Предложенный отрывок:
----

Главная тема повторяется в середине, вслед трагическому эпизоду, который обрывается внезапной драматичной паузой. В коде она же звучит видоизмененно, восходя к фуге, напоминающей знаменитые фуги Баха, чтобы быть растоптанной оглушительными финальными аккордами — страдание убивает любовь. Разумеется, это мое личное прочтение и, как всякое великое произведение, воспринимать Фантазию каждый волен по-своему. Однако полагаю, что те, кто чутко слушают музыку, испытают потрясение — до озноба, до мурашек по коже, от того, как разителен в Фантазии контраст между светом и мраком.

----

Исходные записи:
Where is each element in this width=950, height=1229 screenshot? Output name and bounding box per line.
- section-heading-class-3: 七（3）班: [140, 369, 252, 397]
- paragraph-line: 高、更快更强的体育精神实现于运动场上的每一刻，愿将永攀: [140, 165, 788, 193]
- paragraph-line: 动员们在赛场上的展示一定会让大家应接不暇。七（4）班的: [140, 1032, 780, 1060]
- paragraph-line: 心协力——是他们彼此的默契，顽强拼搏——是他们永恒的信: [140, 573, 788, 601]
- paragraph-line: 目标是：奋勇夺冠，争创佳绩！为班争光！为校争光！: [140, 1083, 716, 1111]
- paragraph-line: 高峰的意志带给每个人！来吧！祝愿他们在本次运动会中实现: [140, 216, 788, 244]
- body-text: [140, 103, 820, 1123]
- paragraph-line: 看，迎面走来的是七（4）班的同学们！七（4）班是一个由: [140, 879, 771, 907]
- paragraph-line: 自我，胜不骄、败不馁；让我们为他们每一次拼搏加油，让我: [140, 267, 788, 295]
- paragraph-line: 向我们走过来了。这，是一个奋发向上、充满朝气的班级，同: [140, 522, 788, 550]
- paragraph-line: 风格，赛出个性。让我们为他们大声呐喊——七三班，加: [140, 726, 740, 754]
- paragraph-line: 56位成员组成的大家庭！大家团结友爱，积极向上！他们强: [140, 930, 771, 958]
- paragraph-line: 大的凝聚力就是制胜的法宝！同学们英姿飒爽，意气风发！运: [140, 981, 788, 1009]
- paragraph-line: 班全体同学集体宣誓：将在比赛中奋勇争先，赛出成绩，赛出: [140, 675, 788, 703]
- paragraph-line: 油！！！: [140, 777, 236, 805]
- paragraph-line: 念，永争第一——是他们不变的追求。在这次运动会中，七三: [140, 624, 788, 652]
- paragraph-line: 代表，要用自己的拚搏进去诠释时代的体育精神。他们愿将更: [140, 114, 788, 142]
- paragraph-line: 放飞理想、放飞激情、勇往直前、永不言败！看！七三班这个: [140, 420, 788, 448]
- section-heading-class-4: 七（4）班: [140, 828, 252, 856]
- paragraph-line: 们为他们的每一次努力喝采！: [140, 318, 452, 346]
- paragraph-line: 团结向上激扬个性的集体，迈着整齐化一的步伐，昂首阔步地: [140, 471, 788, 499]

----

Набор заданий:
A) Чем, согласно отрывку о Фантазии, обрывается трагический эпизод?
B) Согласуются ли с отрывком о Фантазии следующие утверждения: (i) главная тема повторяется в середине после трагического эпизода; (ii) автор считает свое прочтение единственно верным; (iii) в коде тема звучит без изменений? На каждое ответьте «да» или «нет» и приведите решающие слова отрывка дословно.
C) Продолжите отрывок о Фантазии с того места, на котором он заканчивается.
Записи — отдельный материал, с отрывком о Фантазии они не связаны.

Ответы на задания:
A) Внезапной драматичной паузой.

B)
(i) Да: «Главная тема повторяется в середине, вслед трагическому эпизоду».
(ii) Нет: «это мое личное прочтение и, как всякое великое произведение, воспринимать Фантазию каждый волен по-своему».
(iii) Нет: «В коде она же звучит видоизмененно».

C)
Мы можем лишь догадываться о слезных, с долей раскаяния, переживаниях Каролины Эстерхази, в замужестве графини Кренневиль, всякий раз, когда уже после смерти Шуберта она садилась за рояль, чтобы сыграть Фантазию фа-минор. Не так давно отыскались личные альбомы Каролины с бережно собранными песнями Шуберта о любви — пусть даже они вряд ли служат свидетельством её влюбленности в своего учителя. Каролина не была счастлива в дальнейшей жизни: поздно, в 38 лет, вышла замуж за некоего барона намного старше себя, их брак был бездетным и через пять лет распался, последовал развод, о причинах которого история умалчивает... Однако хочется думать, что и в счастливые, и в трагические минуты для неё то светло, то грозно звучали темы Фантазии — темы рока.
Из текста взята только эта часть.